### WRITTEN REQUEST 1
From the blog post on occasional crossdressing, copy word for word the passage that opens with the words containing "Endpoint: Occasional Crossdressing" and closes with "picture of Meg.".
### WRITTEN REQUEST 2
Proceed with the blog post about occasional crossdressing, writing on from its final sentence.

╭─ EXTRACTED TEXT

Wednesday, June 25, 2014

Endpoint: Occasional Crossdressing

About five years ago, I was in a meeting with my manager and another consultant (my official title).  One of the other consultants could not visit a certain out-of-town client, and the other two women and I agreed I'd be the best replacement.  My manager said "too bad you're not a woman ~ we could reuse the plane ticket and save some money."  I said "I could pass if I had to" and that was the end of the meeting.

A couple of days later, I caught my manager alone in her office and reminded her of the discussion.  She wasn't sure where the conversation was going and I pulled out a picture of Meg.

She asked "who's that?" and I admitted it was me.  She said "no way!" and "that's your sister, right?" and other things that anyone attempting to pass loves to hear.  When I finally convinced her it was, in fact, me, she said "was this for a costume party or is it something you do, sometimes?"

I really had no plan as to what I was going to say or how or how out I was going to be.  But her question was so perfect that I said "it's something that I do, sometimes."

And I think that still defines my relationship with Meg: it's something that I do, sometimes.

╰─
╭─ ENTRIES

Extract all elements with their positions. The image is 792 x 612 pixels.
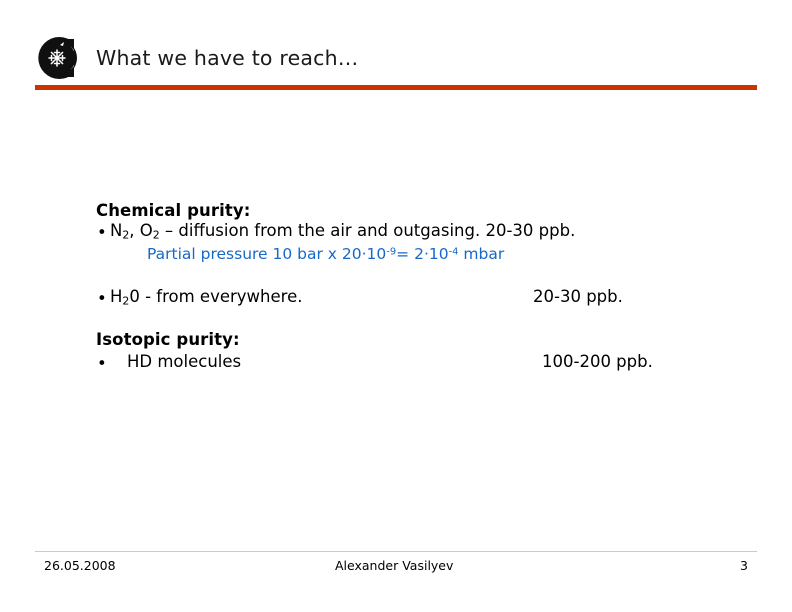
subscript-2b: 2 <box>153 229 160 242</box>
list-item-h2o: H20 - from everywhere. <box>110 287 302 308</box>
note-part-c: mbar <box>459 245 505 263</box>
note-sup-b: -4 <box>449 246 459 257</box>
text-zero: 0 <box>129 287 140 306</box>
text-diffusion: – diffusion from the air and outgasing. … <box>160 221 576 240</box>
note-sup-a: -9 <box>386 246 396 257</box>
text-from-everywhere: - from everywhere. <box>140 287 303 306</box>
value-hd-ppb: 100-200 ppb. <box>542 352 653 371</box>
footer-date: 26.05.2008 <box>44 558 116 573</box>
bullet-marker: • <box>97 225 107 242</box>
bullet-marker: • <box>97 291 107 308</box>
list-item-n2-o2: N2, O2 – diffusion from the air and outg… <box>110 221 575 242</box>
heading-chemical-purity: Chemical purity: <box>96 201 250 220</box>
note-part-a: Partial pressure 10 bar x 20·10 <box>147 245 386 263</box>
value-h2o-ppb: 20-30 ppb. <box>533 287 623 306</box>
slide-content: Chemical purity: • N2, O2 – diffusion fr… <box>0 0 792 612</box>
footer-author: Alexander Vasilyev <box>335 558 453 573</box>
note-partial-pressure: Partial pressure 10 bar x 20·10-9= 2·10-… <box>147 245 504 263</box>
list-item-hd-molecules: HD molecules <box>127 352 241 371</box>
footer-page-number: 3 <box>740 558 748 573</box>
note-part-b: = 2·10 <box>396 245 448 263</box>
footer-divider <box>35 551 757 552</box>
text-n: N <box>110 221 122 240</box>
text-o: , O <box>129 221 152 240</box>
slide: What we have to reach… Chemical purity: … <box>0 0 792 612</box>
bullet-marker: • <box>97 356 107 373</box>
heading-isotopic-purity: Isotopic purity: <box>96 330 240 349</box>
text-h: H <box>110 287 122 306</box>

╰─

### ANSWER 1
Endpoint: Occasional Crossdressing

About five years ago, I was in a meeting with my manager and another consultant (my official title).  One of the other consultants could not visit a certain out-of-town client, and the other two women and I agreed I'd be the best replacement.  My manager said "too bad you're not a woman ~ we could reuse the plane ticket and save some money."  I said "I could pass if I had to" and that was the end of the meeting.

A couple of days later, I caught my manager alone in her office and reminded her of the discussion.  She wasn't sure where the conversation was going and I pulled out a picture of Meg.

### ANSWER 2
At McKeys: Linda, Charity, Andrea, Star
It's definitely a big part of me.  If I can't dress, I miss it, but now that I have the freedom to dress whenever I want (outside of work and family events), I dress sometimes.  I have more friends who know both my male self and Meg, a relatively new phenomenon.  There are events that I may go to in drab or dressed, and I'm kind of OK with either (although the cliche "anything is better when dressed" certainly describes me).

There are asymmetries: I'm apt to say to a t-friend "I can join you, but I'll be in male mode."  I can't imagine saying that to civilian friends.  If they know Meg (like my games group), they're going to only know Meg, and if I can't dress I ain't going.

I think this is my endpoint.  But there could be reasons to shift my goal.  One possibility: a several day Meg-immersion.  I can cite two readers, one who said "after a few days in female mode, it was a relief to get back to male mode" and one who said "after a few days in female mode, I never want to go back to male mode."

Go figure.




4 comments:

  1. My trip to California early next year, should give me a chance to try it...at least for a few days. I'll give you my impression after I get back!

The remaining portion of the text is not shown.